→ **Ausgangsdokument**
****************

BVerwG Beschluss v. - 1 B 13.09

Leitsatz

Ob die Wirkungen einer Ausweisung schon zum Zeitpunkt der Ausweisung oder erst später zu befristen sind, ist eine Frage des Einzelfalls. Sie hängt unter anderem vom Ausmaß der vom Ausländer ausgehenden Gefahr für die öffentliche Sicherheit und Ordnung, der Vorhersehbarkeit der zukünftigen Entwicklung dieser Gefahr sowie den schutzwürdigen Interessen des Ausländers und seiner Angehörigen ab.

Gesetze: AufenthG § 11 Abs. 1; GG Art. 6 Abs. 1; GG Art. 8

Instanzenzug: OVG Niedersachsen, 11 LB 232/07 vom VG Hannover, 1 A 3954/04 vom Fachpresse: ja BVerwGE: nein

Gründe

I

Der 1971 geborene Kläger und Beschwerdeführer ist türkischer Staatsangehöriger, der sich seit 1982 auf Dauer in der Bundesrepublik Deutschland aufhält. Er erhielt 1988 eine unbefristete Aufenthaltserlaubnis und 1990 eine Aufenthaltsberechtigung. Nach einer Reihe von Straftaten und Verurteilungen - zuletzt wegen Totschlags zu einer Freiheitsstrafe von 9 Jahren - wurde er mit Bescheid vom ausgewiesen. Aus der Haft wurde er Anfang 2007 auf Bewährung entlassen. Seine Klage gegen die Ausweisung blieb beim Berufungsgericht ohne Erfolg, nachdem ihr erstinstanzlich stattgegeben worden war.

****************

→ **Zu bearbeitende Aufgaben**
• 1. Zu welcher Strafe wurde der Kläger laut dem Beschluss zur Ausweisung zuletzt verurteilt, und wegen welcher Tat?
• 2. Führen Sie den Beschluss zur Befristung der Ausweisungswirkungen im Anschluss an den letzten Satz fort.

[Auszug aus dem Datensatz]
****************

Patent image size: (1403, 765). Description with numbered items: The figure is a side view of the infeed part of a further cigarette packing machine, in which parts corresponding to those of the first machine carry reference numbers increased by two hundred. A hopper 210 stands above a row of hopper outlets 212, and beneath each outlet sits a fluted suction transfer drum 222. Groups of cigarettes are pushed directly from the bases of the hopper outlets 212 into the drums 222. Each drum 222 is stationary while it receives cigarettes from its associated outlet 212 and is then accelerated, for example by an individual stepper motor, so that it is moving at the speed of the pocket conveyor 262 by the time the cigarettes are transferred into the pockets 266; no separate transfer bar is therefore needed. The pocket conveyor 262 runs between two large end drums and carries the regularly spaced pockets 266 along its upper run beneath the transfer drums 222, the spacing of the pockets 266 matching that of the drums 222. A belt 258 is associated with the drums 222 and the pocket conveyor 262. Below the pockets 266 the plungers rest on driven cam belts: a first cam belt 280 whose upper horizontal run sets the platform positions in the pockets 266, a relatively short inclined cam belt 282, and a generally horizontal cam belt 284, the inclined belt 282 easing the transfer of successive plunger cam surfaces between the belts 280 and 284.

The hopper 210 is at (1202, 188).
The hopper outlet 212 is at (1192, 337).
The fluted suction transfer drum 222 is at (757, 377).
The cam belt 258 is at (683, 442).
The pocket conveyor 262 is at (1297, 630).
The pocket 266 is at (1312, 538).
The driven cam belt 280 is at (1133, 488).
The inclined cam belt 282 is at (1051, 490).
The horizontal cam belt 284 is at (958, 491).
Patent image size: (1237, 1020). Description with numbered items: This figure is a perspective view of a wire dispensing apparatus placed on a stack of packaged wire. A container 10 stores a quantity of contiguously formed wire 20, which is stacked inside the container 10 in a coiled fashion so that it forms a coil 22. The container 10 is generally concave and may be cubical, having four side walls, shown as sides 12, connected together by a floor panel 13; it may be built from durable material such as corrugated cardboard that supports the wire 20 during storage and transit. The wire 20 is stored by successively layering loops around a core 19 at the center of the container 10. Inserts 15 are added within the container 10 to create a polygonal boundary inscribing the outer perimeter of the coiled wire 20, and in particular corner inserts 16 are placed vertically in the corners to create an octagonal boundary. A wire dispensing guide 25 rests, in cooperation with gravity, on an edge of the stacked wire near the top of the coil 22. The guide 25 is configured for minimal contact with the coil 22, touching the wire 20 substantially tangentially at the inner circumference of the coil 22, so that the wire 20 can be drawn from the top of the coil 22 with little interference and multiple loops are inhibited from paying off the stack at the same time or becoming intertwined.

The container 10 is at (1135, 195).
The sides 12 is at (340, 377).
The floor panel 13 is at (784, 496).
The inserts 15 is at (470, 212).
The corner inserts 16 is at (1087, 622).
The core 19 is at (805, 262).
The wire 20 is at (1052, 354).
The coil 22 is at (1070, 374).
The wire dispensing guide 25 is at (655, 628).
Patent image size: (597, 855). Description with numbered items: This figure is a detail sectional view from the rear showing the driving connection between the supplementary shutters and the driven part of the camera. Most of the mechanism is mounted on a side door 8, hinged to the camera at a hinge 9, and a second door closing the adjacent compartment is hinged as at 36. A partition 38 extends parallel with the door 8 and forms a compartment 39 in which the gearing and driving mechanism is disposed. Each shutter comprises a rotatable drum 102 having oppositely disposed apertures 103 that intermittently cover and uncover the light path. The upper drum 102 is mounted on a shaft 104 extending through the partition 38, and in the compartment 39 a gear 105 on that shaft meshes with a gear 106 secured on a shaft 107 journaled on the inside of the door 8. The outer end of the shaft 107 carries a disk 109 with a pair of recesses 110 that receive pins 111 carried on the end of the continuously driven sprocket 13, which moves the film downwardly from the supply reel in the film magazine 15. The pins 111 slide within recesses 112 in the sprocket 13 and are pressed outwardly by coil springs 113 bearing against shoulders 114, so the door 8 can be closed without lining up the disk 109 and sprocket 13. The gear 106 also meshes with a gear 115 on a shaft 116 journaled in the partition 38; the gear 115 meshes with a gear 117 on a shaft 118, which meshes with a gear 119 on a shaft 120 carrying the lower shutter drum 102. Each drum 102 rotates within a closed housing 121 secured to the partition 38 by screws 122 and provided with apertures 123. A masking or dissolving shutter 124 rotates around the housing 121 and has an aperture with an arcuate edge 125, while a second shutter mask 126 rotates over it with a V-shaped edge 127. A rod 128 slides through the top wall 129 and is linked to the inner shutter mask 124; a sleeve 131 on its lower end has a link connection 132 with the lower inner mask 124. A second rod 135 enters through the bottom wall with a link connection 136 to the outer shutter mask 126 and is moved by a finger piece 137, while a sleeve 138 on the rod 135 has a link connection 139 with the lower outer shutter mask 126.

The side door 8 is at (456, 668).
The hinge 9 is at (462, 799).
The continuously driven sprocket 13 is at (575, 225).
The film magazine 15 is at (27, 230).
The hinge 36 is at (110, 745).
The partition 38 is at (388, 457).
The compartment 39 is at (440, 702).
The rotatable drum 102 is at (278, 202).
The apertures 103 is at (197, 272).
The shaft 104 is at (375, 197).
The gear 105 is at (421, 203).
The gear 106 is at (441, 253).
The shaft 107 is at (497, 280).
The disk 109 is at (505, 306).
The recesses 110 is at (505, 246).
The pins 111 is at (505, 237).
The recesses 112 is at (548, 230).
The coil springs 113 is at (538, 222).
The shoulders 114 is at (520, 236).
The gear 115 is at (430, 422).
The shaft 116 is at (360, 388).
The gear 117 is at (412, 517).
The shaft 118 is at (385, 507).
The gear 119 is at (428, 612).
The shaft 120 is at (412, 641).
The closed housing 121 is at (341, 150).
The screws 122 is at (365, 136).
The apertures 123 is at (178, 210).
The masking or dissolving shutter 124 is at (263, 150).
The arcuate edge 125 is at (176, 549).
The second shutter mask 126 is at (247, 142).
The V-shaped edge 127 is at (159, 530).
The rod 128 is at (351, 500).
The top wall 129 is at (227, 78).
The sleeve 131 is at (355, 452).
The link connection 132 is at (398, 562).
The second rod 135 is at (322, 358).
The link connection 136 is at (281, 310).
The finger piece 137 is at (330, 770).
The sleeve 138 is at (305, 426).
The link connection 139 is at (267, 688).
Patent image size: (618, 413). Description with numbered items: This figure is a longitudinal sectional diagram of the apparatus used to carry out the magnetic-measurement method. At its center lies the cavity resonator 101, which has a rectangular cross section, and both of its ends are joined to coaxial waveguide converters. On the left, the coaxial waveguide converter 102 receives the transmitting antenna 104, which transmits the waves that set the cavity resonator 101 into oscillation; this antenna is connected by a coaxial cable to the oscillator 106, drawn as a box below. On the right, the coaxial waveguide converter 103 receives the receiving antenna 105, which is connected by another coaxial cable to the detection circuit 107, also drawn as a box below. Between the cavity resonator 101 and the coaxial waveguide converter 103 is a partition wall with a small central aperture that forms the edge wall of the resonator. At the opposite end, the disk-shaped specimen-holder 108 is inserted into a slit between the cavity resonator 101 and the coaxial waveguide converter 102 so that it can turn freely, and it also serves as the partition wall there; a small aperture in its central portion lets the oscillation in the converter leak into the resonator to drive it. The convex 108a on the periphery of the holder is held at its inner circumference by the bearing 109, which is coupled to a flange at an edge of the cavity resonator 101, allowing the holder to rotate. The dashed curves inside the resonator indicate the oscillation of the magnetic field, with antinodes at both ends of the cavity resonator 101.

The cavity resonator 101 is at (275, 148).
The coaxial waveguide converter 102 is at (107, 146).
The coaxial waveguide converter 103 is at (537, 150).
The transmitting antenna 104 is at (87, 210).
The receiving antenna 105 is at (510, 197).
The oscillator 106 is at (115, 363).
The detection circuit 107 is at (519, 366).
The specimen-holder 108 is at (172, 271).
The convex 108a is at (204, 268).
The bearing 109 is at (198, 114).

****************

→ **Ergebnisse der Aufgaben**
• 1. Er wurde wegen Totschlags zu einer Freiheitsstrafe von 9 Jahren verurteilt.

• 2.
II

Die auf alle Zulassungsgründe des § 132 Abs. 2 VwGO gestützte Beschwerde hat keinen Erfolg. Sie ist zum Teil schon nicht zulässig, weil sie nicht den Darlegungsanforderungen des § 133 Abs. 3 Satz 3 VwGO genügt, zum Teil ist sie unbegründet.

1.

Die Beschwerde hält die Frage für rechtsgrundsätzlich klärungsbedürftig (§ 132 Abs. 2 Nr. 1 VwGO), "ob bei der Beurteilung der Verhältnismäßigkeit einer Ausweisung deren Befristung mit zu überprüfen ist" (Schriftsatz vom ). Sie beruft sich auf Rechtsprechung des Europäischen Gerichtshofs für Menschenrechte sowie des Bundesverfassungs- und Bundesverwaltungsgerichts, wonach in Fällen, in denen der Schutzbereich des Art. 8 EMRK oder von Art. 6 Abs. 1 und 2 GG berührt ist, die Möglichkeit der Befristung von der Ausländerbehörde im Rahmen der Verhältnismäßigkeit der Ausweisung mit zu prüfen ist. Eine solche Prüfung sei auch im vorliegenden Fall zur Ermöglichung des Zusammenlebens des Klägers mit seinem neugeborenen Kind geboten gewesen. Demgegenüber habe das Oberverwaltungsgericht in dem angefochtenen Urteil eine solche Überprüfung als entbehrlich angesehen. Daher bestehe rechtlicher Klärungsbedarf.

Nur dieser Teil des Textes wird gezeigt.